**Dataset records**

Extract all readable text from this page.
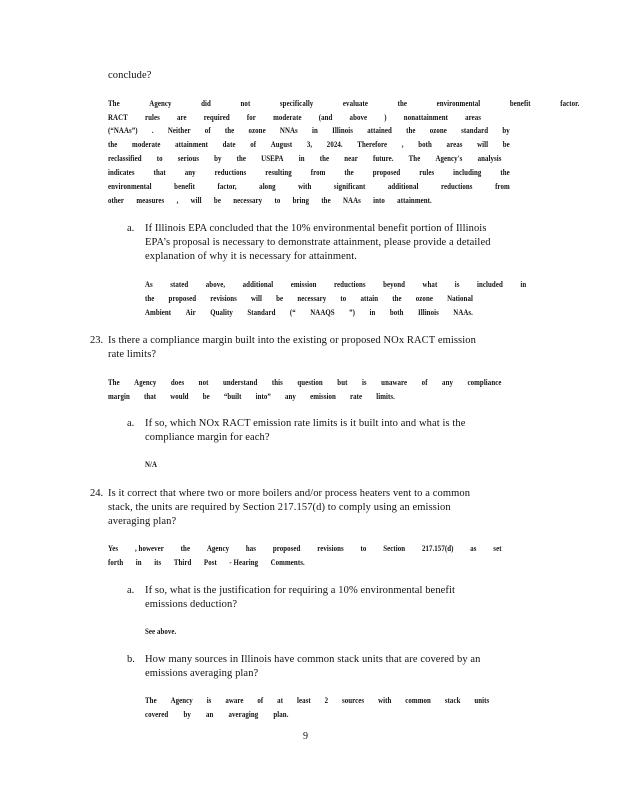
conclude?
The	Agency	did	not	specifically	evaluate	the	environmental	benefit	factor.
RACT rules are required for moderate (and above ) nonattainment areas
(“NAAs”) . Neither of the ozone NNAs in Illinois attained the ozone standard by
the moderate attainment date of August 3, 2024. Therefore , both areas will be
reclassified to serious by the USEPA in the near future. The Agency's analysis
indicates that any reductions resulting from the proposed rules including the
environmental	benefit	factor,	along	with	significant	additional	reductions	from
other measures , will be necessary to bring the NAAs into attainment.
a. If Illinois EPA concluded that the 10% environmental benefit portion of Illinois
EPA’s proposal is necessary to demonstrate attainment, please provide a detailed
explanation of why it is necessary for attainment.
As stated above, additional emission reductions beyond what is included in
the proposed revisions will be necessary to attain the ozone National
Ambient Air Quality Standard (“ NAAQS ”) in both Illinois NAAs.
23. Is there a compliance margin built into the existing or proposed NOx RACT emission
rate limits?
The Agency does not understand this question but is unaware of any compliance
margin that would be “built into” any emission rate limits.
a. If so, which NOx RACT emission rate limits is it built into and what is the
compliance margin for each?
N/A
24. Is it correct that where two or more boilers and/or process heaters vent to a common
stack, the units are required by Section 217.157(d) to comply using an emission
averaging plan?
Yes , however the Agency has proposed revisions to Section 217.157(d) as set
forth in its Third Post - Hearing Comments.
a. If so, what is the justification for requiring a 10% environmental benefit
emissions deduction?
See above.
b. How many sources in Illinois have common stack units that are covered by an
emissions averaging plan?
The Agency is aware of at least 2 sources with common stack units
covered by an averaging plan.
9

**Given exercise**
Quote the records in their entirety, keeping the wording exact and excluding pictures.

**Reply**
Extract all readable text from this page.
conclude?
The	Agency	did	not	specifically	evaluate	the	environmental	benefit	factor.
RACT rules are required for moderate (and above ) nonattainment areas
(“NAAs”) . Neither of the ozone NNAs in Illinois attained the ozone standard by
the moderate attainment date of August 3, 2024. Therefore , both areas will be
reclassified to serious by the USEPA in the near future. The Agency's analysis
indicates that any reductions resulting from the proposed rules including the
environmental	benefit	factor,	along	with	significant	additional	reductions	from
other measures , will be necessary to bring the NAAs into attainment.
a. If Illinois EPA concluded that the 10% environmental benefit portion of Illinois
EPA’s proposal is necessary to demonstrate attainment, please provide a detailed
explanation of why it is necessary for attainment.
As stated above, additional emission reductions beyond what is included in
the proposed revisions will be necessary to attain the ozone National
Ambient Air Quality Standard (“ NAAQS ”) in both Illinois NAAs.
23. Is there a compliance margin built into the existing or proposed NOx RACT emission
rate limits?
The Agency does not understand this question but is unaware of any compliance
margin that would be “built into” any emission rate limits.
a. If so, which NOx RACT emission rate limits is it built into and what is the
compliance margin for each?
N/A
24. Is it correct that where two or more boilers and/or process heaters vent to a common
stack, the units are required by Section 217.157(d) to comply using an emission
averaging plan?
Yes , however the Agency has proposed revisions to Section 217.157(d) as set
forth in its Third Post - Hearing Comments.
a. If so, what is the justification for requiring a 10% environmental benefit
emissions deduction?
See above.
b. How many sources in Illinois have common stack units that are covered by an
emissions averaging plan?
The Agency is aware of at least 2 sources with common stack units
covered by an averaging plan.
9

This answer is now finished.